* Description of the task
Gather all lines in the entries below that include the word "Teste".
BEGIN Data entries
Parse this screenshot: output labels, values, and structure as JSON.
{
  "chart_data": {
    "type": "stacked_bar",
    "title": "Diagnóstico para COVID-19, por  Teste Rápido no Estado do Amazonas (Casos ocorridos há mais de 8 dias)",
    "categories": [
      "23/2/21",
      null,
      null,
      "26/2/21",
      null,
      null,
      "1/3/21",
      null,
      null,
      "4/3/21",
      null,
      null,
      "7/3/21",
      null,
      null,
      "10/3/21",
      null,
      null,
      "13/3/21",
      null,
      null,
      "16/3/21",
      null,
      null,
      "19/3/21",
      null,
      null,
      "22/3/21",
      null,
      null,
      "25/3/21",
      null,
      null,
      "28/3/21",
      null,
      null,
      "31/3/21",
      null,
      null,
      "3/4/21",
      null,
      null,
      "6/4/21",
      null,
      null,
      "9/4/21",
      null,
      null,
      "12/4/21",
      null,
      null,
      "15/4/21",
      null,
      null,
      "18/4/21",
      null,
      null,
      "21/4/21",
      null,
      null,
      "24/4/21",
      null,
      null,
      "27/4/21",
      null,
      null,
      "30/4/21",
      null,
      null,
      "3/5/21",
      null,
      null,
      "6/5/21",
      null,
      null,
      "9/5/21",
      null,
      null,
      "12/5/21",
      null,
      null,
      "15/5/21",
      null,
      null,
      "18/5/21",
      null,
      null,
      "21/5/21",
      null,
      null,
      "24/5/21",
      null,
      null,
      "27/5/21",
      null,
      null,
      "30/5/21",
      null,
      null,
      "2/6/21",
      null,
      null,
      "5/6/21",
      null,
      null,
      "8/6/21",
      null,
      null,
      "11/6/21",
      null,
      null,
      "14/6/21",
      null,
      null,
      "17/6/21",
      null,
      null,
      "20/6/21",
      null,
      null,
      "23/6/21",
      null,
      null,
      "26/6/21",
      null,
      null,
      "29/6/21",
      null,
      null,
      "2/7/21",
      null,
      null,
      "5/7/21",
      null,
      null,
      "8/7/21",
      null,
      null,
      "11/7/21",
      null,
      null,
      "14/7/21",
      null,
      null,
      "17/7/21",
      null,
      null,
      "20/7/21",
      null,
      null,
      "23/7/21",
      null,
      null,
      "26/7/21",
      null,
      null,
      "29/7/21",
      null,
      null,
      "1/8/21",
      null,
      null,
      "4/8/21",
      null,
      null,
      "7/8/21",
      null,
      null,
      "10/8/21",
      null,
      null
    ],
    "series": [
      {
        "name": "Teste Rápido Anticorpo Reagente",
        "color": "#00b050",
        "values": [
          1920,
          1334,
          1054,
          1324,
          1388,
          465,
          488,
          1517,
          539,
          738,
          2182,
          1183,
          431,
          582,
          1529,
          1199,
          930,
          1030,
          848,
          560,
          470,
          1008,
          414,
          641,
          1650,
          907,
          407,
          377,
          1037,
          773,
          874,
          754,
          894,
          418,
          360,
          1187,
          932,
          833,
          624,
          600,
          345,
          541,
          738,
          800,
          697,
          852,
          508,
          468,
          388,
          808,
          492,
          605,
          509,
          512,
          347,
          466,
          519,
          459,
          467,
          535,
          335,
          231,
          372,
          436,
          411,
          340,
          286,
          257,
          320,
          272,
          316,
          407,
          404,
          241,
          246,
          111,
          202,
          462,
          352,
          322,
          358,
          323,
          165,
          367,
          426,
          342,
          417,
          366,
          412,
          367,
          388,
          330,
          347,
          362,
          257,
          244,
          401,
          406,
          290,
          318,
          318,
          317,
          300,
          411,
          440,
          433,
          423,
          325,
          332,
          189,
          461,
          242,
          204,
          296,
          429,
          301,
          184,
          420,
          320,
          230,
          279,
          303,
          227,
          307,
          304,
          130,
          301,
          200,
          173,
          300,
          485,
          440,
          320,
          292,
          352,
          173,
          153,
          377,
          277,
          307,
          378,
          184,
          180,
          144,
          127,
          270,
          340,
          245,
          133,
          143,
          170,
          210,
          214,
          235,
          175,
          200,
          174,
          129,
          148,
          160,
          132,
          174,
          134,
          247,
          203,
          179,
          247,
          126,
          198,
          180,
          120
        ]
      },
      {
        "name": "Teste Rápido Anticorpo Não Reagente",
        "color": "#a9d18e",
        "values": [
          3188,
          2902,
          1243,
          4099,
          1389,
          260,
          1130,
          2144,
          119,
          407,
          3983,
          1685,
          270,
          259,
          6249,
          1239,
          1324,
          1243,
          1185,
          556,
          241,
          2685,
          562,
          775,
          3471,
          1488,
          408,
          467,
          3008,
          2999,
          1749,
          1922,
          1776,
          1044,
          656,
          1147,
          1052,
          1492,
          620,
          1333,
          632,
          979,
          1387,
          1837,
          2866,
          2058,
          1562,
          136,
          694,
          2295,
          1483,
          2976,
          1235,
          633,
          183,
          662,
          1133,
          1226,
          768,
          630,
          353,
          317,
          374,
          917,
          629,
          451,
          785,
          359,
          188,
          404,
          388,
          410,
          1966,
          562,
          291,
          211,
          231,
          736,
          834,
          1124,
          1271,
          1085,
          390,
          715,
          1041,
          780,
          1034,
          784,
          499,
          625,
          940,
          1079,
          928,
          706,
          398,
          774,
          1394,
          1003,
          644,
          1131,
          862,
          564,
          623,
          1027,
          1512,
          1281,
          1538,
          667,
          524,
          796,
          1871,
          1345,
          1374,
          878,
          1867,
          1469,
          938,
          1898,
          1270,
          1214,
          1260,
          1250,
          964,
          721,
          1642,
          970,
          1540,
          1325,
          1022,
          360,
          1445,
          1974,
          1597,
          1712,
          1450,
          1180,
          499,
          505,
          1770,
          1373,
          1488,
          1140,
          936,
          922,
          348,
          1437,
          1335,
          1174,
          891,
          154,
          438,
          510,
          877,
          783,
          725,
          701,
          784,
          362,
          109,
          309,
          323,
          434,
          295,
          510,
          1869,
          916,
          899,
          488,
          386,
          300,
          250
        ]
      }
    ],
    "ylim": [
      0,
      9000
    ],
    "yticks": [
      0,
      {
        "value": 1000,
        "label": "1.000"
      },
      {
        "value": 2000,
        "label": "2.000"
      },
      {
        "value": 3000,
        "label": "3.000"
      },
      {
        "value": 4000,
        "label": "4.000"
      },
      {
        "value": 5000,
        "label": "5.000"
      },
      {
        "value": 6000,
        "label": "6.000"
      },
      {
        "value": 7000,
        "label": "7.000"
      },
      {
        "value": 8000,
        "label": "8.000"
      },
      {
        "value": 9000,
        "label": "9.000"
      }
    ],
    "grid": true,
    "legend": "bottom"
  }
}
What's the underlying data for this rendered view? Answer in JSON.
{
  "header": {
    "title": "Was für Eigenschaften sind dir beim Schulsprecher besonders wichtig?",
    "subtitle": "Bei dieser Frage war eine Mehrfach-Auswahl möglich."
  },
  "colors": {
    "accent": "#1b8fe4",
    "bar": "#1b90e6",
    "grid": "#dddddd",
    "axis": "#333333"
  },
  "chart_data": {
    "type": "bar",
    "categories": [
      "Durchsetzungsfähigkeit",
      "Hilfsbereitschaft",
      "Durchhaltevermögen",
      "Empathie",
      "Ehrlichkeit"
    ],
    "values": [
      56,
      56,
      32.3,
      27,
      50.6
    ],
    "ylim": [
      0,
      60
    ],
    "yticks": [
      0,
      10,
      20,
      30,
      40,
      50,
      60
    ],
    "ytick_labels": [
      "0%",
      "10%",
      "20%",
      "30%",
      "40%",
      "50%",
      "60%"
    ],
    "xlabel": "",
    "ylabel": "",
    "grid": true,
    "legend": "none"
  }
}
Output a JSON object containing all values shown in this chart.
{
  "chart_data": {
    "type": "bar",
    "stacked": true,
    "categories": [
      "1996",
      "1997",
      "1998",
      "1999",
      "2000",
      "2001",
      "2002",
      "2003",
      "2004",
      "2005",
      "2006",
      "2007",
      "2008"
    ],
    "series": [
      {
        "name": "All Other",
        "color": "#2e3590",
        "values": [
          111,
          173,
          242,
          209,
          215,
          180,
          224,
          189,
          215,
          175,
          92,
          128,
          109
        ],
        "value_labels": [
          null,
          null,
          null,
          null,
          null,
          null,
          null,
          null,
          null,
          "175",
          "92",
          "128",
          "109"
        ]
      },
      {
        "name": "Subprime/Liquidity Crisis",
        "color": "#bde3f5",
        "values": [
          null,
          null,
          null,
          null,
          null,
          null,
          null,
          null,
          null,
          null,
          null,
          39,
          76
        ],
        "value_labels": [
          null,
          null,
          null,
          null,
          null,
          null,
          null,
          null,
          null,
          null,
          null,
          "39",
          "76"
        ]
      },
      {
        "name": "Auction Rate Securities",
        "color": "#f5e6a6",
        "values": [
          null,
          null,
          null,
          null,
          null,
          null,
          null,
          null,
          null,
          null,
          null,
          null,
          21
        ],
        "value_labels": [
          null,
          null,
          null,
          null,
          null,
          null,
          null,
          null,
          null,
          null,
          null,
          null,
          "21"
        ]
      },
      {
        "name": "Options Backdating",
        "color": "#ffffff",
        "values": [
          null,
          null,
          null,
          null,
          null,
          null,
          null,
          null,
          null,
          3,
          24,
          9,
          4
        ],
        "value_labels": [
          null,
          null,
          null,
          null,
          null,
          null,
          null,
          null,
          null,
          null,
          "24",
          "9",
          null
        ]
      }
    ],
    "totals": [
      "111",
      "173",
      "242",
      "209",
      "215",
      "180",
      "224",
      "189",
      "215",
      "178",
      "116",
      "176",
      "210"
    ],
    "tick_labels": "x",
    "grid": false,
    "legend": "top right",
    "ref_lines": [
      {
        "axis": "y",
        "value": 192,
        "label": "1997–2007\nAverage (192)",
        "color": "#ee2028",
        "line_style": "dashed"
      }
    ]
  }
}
END Data entries
* Output for this exercise
    "title": "Diagnóstico para COVID-19, por  Teste Rápido no Estado do Amazonas (Casos ocorridos há mais de 8 dias)",
        "name": "Teste Rápido Anticorpo Reagente",
        "name": "Teste Rápido Anticorpo Não Reagente",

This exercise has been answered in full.